Part of a data file
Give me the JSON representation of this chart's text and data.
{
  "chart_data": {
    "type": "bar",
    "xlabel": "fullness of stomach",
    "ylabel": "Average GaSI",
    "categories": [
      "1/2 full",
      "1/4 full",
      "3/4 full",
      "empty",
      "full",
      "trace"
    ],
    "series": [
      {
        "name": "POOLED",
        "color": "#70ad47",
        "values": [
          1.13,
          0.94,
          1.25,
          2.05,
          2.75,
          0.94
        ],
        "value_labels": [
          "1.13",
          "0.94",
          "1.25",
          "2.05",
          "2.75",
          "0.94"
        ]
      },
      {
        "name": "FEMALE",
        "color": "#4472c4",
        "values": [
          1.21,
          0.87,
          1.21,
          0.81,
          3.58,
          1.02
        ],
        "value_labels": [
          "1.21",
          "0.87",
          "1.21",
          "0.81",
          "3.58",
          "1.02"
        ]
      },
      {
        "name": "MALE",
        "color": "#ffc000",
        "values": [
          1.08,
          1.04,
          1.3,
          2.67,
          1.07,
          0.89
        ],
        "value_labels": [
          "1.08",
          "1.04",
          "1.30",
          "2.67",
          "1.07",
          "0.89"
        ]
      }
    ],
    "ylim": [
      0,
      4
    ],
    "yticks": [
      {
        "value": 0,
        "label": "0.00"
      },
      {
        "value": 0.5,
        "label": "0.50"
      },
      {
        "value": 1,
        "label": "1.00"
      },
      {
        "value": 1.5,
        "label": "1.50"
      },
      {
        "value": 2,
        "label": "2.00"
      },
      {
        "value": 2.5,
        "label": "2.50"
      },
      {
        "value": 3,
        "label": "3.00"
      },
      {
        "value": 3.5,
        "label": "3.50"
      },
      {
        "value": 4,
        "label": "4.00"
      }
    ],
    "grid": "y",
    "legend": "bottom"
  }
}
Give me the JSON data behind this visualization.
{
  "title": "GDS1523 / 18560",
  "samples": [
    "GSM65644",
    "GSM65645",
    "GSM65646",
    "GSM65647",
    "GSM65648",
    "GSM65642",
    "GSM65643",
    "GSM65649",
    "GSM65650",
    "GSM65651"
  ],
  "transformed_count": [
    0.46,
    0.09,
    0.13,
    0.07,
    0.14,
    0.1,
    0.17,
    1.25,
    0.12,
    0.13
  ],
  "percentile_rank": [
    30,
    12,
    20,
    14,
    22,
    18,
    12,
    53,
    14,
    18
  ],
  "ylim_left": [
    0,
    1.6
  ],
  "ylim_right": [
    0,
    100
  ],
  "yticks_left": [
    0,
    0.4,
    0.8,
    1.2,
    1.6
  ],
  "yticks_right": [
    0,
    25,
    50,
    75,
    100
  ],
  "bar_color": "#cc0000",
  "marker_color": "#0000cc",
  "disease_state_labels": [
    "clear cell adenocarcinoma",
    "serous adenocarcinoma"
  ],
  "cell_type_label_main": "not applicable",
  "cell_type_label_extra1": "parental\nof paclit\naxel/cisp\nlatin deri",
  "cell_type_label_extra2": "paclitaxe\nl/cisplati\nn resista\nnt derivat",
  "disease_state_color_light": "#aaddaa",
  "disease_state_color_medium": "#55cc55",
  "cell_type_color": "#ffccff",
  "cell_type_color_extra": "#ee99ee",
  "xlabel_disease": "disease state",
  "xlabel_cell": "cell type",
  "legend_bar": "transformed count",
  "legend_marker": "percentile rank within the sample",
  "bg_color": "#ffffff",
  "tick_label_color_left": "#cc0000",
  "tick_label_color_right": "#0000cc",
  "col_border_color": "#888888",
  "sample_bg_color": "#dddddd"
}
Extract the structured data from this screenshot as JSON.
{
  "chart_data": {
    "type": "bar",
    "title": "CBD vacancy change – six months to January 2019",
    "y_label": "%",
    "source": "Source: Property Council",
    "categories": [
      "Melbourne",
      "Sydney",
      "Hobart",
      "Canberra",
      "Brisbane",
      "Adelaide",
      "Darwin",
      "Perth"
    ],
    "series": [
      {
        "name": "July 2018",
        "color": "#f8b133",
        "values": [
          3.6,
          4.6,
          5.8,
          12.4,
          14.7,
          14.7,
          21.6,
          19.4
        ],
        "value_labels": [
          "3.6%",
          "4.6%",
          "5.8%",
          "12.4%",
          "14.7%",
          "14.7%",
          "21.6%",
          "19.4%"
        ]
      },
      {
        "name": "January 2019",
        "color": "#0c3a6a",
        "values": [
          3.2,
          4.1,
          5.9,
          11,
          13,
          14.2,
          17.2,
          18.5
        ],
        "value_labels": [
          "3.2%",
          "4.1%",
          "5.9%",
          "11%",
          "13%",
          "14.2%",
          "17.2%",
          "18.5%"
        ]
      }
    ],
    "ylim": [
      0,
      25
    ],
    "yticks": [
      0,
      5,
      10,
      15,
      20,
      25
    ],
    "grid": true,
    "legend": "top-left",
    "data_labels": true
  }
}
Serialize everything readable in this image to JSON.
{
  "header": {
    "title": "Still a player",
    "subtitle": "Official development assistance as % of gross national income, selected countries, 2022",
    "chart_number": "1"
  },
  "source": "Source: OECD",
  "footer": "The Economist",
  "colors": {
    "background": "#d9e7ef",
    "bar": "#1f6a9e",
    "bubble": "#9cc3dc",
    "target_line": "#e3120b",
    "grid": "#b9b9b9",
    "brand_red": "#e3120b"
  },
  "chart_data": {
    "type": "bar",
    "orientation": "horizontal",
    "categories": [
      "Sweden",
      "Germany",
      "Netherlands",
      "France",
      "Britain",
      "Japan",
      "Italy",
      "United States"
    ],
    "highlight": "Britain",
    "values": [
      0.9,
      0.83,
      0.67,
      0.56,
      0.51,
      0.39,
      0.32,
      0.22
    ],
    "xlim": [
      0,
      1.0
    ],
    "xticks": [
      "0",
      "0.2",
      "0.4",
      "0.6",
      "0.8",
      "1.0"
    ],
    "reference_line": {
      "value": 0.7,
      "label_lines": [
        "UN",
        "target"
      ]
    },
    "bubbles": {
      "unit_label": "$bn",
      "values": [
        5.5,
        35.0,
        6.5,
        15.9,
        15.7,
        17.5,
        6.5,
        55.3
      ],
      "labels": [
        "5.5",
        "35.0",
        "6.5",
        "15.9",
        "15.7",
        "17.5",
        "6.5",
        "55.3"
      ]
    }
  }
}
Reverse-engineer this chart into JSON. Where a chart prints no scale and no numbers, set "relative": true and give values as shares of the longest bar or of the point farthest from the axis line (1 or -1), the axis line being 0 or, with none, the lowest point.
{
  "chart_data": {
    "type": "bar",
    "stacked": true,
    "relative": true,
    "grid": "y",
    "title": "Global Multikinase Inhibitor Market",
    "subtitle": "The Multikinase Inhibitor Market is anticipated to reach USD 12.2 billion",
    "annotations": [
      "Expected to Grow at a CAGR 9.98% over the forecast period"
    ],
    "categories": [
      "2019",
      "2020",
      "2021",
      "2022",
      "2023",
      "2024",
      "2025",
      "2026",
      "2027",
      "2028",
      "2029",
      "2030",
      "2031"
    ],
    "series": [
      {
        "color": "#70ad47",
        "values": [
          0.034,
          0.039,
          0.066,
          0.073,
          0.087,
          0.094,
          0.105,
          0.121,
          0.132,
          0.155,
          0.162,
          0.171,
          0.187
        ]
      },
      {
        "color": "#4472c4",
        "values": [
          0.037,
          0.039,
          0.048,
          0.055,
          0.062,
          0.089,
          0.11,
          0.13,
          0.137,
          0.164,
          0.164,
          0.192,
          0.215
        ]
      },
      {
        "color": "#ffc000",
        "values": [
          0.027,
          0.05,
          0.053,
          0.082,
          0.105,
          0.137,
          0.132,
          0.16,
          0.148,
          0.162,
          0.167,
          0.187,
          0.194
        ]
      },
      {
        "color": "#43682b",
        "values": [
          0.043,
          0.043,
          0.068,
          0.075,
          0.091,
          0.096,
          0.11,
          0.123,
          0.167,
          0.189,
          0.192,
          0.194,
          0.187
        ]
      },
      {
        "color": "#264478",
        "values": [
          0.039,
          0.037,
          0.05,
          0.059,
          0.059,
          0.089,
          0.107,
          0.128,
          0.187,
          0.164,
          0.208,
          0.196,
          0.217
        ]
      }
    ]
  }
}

Instruction —
Which lines above hold the word "adenocarcinoma"? Copy each of them.

Response —
    "clear cell adenocarcinoma",
    "serous adenocarcinoma"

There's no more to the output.